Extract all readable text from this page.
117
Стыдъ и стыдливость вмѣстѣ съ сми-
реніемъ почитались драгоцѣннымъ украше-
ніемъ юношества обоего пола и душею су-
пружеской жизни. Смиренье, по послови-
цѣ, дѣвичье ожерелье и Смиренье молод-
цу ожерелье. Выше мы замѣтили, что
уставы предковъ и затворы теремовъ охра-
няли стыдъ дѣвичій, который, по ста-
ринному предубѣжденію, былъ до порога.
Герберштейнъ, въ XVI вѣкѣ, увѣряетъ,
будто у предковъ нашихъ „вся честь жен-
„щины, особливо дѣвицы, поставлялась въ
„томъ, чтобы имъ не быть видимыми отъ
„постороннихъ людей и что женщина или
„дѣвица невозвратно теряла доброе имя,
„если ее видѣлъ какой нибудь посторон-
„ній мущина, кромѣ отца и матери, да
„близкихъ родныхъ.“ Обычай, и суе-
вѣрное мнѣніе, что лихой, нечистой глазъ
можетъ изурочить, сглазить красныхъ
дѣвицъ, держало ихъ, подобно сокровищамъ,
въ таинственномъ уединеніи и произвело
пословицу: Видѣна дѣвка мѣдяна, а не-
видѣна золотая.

(Problem requirements) Copy every line of the records above that contains "ожерелье".

(Correct output)
цѣ, дѣвичье ожерелье и Смиренье молод-
цу ожерелье. Выше мы замѣтили, что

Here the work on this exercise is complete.